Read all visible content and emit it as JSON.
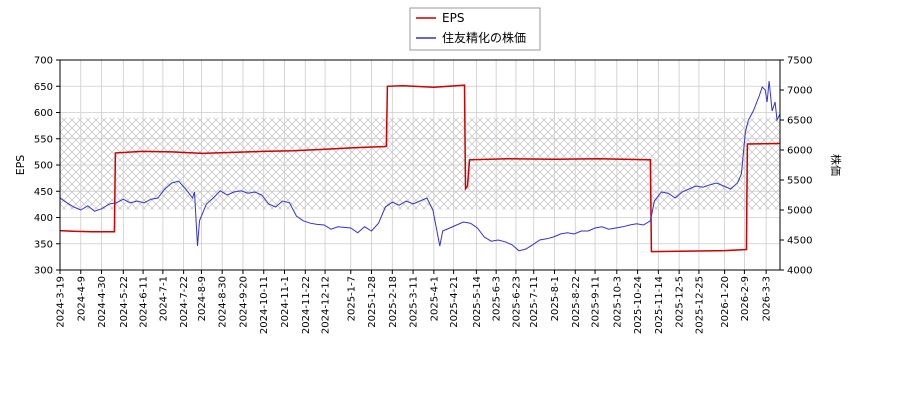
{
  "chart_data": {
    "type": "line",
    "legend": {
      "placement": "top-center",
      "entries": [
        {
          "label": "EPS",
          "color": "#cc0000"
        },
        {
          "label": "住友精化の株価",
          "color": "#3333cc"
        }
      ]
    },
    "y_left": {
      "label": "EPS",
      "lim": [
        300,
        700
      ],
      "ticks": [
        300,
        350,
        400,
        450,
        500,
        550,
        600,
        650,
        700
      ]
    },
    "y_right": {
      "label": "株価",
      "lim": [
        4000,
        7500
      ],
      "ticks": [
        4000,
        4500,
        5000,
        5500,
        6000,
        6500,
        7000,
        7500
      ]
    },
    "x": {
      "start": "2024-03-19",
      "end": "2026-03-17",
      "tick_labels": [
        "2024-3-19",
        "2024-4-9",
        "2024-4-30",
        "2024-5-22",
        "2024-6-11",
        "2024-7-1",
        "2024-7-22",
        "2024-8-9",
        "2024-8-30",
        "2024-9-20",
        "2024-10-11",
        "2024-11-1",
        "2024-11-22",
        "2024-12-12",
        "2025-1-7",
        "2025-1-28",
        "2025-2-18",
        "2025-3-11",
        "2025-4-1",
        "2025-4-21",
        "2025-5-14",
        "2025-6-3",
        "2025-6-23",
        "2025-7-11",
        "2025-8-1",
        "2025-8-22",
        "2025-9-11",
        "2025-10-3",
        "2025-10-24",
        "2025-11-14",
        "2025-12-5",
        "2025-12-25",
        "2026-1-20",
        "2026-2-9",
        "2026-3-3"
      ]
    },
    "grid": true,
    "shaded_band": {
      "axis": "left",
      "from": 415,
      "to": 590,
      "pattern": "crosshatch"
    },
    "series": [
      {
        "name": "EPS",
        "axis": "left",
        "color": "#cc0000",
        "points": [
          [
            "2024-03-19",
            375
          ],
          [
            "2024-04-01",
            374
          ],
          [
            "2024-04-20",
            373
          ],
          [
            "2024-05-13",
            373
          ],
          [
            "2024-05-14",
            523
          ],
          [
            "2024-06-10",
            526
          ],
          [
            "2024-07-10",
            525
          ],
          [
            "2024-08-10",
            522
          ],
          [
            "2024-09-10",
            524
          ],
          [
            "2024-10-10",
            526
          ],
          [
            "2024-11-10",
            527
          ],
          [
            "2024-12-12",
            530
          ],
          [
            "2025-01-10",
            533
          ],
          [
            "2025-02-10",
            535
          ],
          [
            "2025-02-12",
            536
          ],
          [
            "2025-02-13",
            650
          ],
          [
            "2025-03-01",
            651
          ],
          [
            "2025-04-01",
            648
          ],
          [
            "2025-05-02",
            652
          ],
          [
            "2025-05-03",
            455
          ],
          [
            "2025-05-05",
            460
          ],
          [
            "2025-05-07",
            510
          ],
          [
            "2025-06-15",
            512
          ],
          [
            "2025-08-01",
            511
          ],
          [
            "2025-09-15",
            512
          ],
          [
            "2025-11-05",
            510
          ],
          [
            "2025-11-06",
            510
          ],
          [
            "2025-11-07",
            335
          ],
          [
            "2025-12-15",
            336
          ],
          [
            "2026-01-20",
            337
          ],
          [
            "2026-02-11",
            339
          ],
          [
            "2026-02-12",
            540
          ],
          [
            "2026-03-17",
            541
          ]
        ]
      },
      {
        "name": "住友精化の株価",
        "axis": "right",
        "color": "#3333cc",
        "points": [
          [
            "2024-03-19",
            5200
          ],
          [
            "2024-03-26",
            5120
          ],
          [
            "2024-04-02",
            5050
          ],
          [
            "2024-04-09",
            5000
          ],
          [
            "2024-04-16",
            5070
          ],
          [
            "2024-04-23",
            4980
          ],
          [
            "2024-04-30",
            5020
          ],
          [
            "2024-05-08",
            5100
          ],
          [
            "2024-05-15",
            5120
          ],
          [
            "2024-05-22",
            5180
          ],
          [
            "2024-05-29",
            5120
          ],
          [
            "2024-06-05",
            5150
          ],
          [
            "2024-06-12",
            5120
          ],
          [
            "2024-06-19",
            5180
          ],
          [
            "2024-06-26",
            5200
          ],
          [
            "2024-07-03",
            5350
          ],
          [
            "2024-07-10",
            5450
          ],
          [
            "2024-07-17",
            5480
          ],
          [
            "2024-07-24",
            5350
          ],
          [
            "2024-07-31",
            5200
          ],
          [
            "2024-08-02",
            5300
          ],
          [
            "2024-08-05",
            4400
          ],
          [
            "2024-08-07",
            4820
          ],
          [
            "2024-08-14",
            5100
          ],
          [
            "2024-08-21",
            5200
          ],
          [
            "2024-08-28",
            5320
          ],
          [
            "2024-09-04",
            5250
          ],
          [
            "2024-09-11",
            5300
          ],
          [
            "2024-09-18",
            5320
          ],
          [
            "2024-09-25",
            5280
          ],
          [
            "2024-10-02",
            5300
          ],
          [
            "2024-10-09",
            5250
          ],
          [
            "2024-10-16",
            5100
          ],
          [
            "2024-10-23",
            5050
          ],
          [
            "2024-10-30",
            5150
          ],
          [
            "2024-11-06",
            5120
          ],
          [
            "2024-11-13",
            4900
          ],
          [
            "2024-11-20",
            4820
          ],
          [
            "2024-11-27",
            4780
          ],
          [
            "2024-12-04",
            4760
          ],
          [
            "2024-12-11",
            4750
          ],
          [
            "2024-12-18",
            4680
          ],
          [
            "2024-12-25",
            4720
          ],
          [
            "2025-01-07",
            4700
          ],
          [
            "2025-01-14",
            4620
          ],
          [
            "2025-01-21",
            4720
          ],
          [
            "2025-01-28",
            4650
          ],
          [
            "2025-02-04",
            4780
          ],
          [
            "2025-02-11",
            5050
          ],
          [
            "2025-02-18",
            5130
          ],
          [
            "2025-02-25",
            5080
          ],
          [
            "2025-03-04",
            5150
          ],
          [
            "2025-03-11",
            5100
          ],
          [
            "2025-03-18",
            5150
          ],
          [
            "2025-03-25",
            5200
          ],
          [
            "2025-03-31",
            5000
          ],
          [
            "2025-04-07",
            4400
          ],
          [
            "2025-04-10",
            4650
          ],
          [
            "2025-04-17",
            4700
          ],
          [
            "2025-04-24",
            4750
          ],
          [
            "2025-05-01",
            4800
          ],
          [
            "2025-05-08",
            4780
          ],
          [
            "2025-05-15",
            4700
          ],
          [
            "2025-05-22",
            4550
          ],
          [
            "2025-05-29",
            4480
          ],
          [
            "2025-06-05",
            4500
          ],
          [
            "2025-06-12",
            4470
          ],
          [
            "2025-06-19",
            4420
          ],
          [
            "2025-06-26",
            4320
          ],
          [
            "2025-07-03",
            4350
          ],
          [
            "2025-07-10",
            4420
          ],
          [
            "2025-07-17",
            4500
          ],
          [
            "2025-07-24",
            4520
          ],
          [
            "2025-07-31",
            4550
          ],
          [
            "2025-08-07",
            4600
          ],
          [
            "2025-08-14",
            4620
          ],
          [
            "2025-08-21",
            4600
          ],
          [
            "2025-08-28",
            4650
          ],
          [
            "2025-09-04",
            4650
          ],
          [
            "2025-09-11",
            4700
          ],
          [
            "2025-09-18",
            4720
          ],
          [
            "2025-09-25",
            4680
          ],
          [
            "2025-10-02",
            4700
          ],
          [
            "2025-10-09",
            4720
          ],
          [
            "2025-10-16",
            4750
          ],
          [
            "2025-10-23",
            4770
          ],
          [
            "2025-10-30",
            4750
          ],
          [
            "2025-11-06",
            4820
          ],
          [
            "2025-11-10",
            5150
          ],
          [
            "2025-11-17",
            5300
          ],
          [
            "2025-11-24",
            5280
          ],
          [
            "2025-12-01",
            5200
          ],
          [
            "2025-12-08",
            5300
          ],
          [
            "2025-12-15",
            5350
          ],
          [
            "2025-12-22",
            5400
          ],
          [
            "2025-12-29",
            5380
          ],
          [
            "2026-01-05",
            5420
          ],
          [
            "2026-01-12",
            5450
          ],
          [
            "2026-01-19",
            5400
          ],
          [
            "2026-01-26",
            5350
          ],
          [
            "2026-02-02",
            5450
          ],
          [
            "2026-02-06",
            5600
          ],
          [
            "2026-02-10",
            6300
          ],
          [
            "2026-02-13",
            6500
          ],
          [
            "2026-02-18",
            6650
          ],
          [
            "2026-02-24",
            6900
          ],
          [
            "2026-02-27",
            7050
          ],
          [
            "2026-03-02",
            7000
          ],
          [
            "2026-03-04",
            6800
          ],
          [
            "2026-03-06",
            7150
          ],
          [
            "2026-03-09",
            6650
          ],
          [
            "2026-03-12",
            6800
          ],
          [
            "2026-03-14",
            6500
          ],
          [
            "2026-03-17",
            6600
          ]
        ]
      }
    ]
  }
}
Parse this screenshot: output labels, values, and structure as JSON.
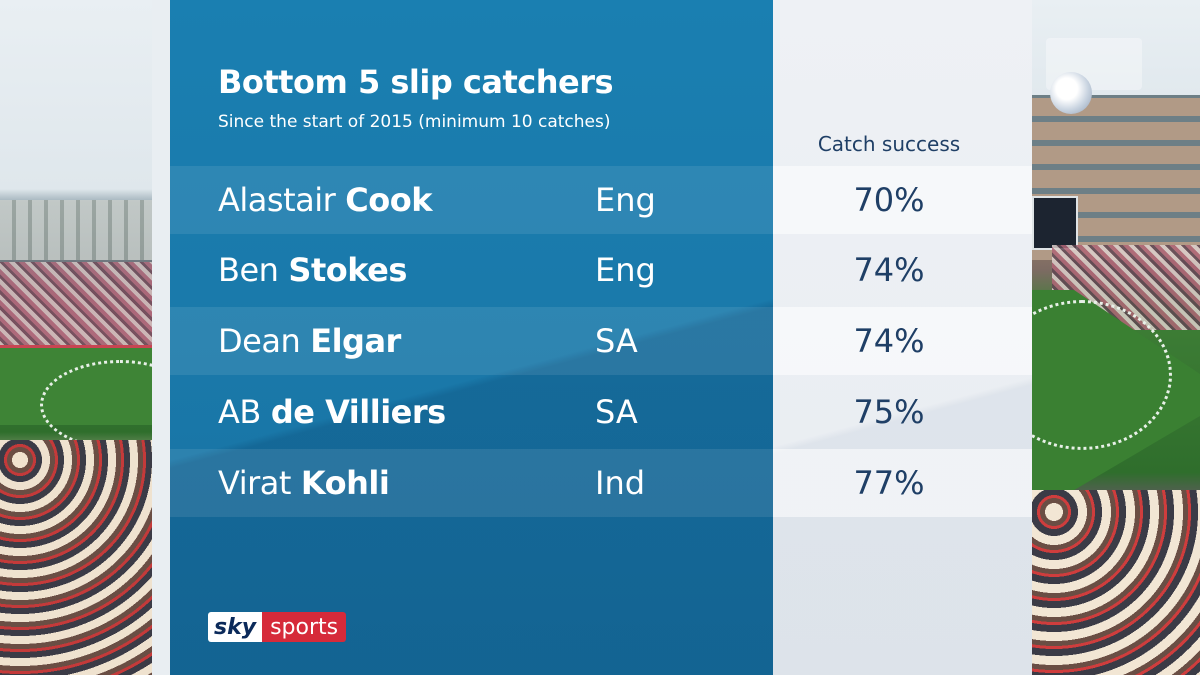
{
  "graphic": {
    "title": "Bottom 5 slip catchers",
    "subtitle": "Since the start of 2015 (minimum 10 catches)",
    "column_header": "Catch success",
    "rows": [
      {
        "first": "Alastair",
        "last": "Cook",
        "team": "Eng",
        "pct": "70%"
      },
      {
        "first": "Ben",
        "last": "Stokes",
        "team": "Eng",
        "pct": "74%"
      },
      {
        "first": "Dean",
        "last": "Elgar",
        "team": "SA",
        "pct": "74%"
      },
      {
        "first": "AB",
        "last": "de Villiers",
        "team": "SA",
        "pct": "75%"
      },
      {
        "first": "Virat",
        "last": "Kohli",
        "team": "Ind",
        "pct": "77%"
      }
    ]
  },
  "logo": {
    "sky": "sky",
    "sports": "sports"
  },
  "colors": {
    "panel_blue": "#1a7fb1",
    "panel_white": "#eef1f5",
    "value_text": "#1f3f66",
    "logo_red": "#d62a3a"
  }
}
==========
Copy out each line of the entries that holds "first".

Expected output >>
        "first": "Alastair",
        "first": "Ben",
        "first": "Dean",
        "first": "AB",
        "first": "Virat",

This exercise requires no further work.